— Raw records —
— begin —

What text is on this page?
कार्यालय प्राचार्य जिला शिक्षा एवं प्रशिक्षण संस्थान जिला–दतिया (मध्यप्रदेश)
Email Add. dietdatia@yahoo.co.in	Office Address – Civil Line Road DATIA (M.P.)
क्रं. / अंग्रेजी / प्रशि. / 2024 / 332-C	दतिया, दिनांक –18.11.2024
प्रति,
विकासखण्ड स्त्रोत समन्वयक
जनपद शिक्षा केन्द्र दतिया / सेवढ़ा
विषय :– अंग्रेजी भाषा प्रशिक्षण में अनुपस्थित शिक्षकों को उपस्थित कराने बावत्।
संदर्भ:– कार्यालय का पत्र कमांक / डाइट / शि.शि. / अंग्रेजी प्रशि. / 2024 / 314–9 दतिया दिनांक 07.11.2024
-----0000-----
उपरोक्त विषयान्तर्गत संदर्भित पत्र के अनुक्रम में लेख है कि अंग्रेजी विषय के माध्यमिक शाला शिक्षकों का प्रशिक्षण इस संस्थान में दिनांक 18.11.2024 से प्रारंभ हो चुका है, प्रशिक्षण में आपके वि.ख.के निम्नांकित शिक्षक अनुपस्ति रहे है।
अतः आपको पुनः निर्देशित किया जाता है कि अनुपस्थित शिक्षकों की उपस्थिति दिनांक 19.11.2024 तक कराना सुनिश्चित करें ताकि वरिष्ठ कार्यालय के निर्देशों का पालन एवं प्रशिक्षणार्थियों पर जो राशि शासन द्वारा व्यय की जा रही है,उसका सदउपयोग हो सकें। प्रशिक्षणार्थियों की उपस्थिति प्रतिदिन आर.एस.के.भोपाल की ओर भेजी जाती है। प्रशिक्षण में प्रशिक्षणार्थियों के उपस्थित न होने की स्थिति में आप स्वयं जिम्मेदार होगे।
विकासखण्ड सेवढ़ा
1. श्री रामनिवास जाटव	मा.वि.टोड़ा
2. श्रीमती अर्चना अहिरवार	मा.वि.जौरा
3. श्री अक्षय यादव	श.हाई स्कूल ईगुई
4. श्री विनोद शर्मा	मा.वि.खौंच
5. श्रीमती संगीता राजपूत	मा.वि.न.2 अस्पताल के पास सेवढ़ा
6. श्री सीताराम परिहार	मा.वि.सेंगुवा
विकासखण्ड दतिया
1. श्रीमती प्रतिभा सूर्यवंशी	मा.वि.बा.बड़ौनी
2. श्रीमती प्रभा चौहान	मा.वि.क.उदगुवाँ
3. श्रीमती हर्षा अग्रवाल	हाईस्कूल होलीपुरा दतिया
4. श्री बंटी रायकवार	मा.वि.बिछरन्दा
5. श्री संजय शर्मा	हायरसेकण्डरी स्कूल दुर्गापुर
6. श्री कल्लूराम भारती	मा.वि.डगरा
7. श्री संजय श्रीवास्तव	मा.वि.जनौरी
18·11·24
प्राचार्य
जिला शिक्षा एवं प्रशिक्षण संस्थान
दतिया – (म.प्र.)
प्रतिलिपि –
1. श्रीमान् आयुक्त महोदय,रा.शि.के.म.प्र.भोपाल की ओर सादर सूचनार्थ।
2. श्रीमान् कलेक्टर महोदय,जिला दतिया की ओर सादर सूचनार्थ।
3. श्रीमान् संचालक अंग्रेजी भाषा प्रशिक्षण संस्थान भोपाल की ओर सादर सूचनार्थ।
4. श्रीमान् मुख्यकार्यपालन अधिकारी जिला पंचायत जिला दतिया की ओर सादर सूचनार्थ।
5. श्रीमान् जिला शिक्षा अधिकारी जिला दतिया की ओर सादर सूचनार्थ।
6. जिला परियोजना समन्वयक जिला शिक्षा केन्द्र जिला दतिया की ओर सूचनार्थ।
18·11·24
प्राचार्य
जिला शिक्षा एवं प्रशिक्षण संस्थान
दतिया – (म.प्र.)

— end —

— GIVEN INSTRUCTION —
Take the lines above and retype all of them exactly.

— RESULT —
What text is on this page?
कार्यालय प्राचार्य जिला शिक्षा एवं प्रशिक्षण संस्थान जिला–दतिया (मध्यप्रदेश)
Email Add. dietdatia@yahoo.co.in	Office Address – Civil Line Road DATIA (M.P.)
क्रं. / अंग्रेजी / प्रशि. / 2024 / 332-C	दतिया, दिनांक –18.11.2024
प्रति,
विकासखण्ड स्त्रोत समन्वयक
जनपद शिक्षा केन्द्र दतिया / सेवढ़ा
विषय :– अंग्रेजी भाषा प्रशिक्षण में अनुपस्थित शिक्षकों को उपस्थित कराने बावत्।
संदर्भ:– कार्यालय का पत्र कमांक / डाइट / शि.शि. / अंग्रेजी प्रशि. / 2024 / 314–9 दतिया दिनांक 07.11.2024
-----0000-----
उपरोक्त विषयान्तर्गत संदर्भित पत्र के अनुक्रम में लेख है कि अंग्रेजी विषय के माध्यमिक शाला शिक्षकों का प्रशिक्षण इस संस्थान में दिनांक 18.11.2024 से प्रारंभ हो चुका है, प्रशिक्षण में आपके वि.ख.के निम्नांकित शिक्षक अनुपस्ति रहे है।
अतः आपको पुनः निर्देशित किया जाता है कि अनुपस्थित शिक्षकों की उपस्थिति दिनांक 19.11.2024 तक कराना सुनिश्चित करें ताकि वरिष्ठ कार्यालय के निर्देशों का पालन एवं प्रशिक्षणार्थियों पर जो राशि शासन द्वारा व्यय की जा रही है,उसका सदउपयोग हो सकें। प्रशिक्षणार्थियों की उपस्थिति प्रतिदिन आर.एस.के.भोपाल की ओर भेजी जाती है। प्रशिक्षण में प्रशिक्षणार्थियों के उपस्थित न होने की स्थिति में आप स्वयं जिम्मेदार होगे।
विकासखण्ड सेवढ़ा
1. श्री रामनिवास जाटव	मा.वि.टोड़ा
2. श्रीमती अर्चना अहिरवार	मा.वि.जौरा
3. श्री अक्षय यादव	श.हाई स्कूल ईगुई
4. श्री विनोद शर्मा	मा.वि.खौंच
5. श्रीमती संगीता राजपूत	मा.वि.न.2 अस्पताल के पास सेवढ़ा
6. श्री सीताराम परिहार	मा.वि.सेंगुवा
विकासखण्ड दतिया
1. श्रीमती प्रतिभा सूर्यवंशी	मा.वि.बा.बड़ौनी
2. श्रीमती प्रभा चौहान	मा.वि.क.उदगुवाँ
3. श्रीमती हर्षा अग्रवाल	हाईस्कूल होलीपुरा दतिया
4. श्री बंटी रायकवार	मा.वि.बिछरन्दा
5. श्री संजय शर्मा	हायरसेकण्डरी स्कूल दुर्गापुर
6. श्री कल्लूराम भारती	मा.वि.डगरा
7. श्री संजय श्रीवास्तव	मा.वि.जनौरी
18·11·24
प्राचार्य
जिला शिक्षा एवं प्रशिक्षण संस्थान
दतिया – (म.प्र.)
प्रतिलिपि –
1. श्रीमान् आयुक्त महोदय,रा.शि.के.म.प्र.भोपाल की ओर सादर सूचनार्थ।
2. श्रीमान् कलेक्टर महोदय,जिला दतिया की ओर सादर सूचनार्थ।
3. श्रीमान् संचालक अंग्रेजी भाषा प्रशिक्षण संस्थान भोपाल की ओर सादर सूचनार्थ।
4. श्रीमान् मुख्यकार्यपालन अधिकारी जिला पंचायत जिला दतिया की ओर सादर सूचनार्थ।
5. श्रीमान् जिला शिक्षा अधिकारी जिला दतिया की ओर सादर सूचनार्थ।
6. जिला परियोजना समन्वयक जिला शिक्षा केन्द्र जिला दतिया की ओर सूचनार्थ।
18·11·24
प्राचार्य
जिला शिक्षा एवं प्रशिक्षण संस्थान
दतिया – (म.प्र.)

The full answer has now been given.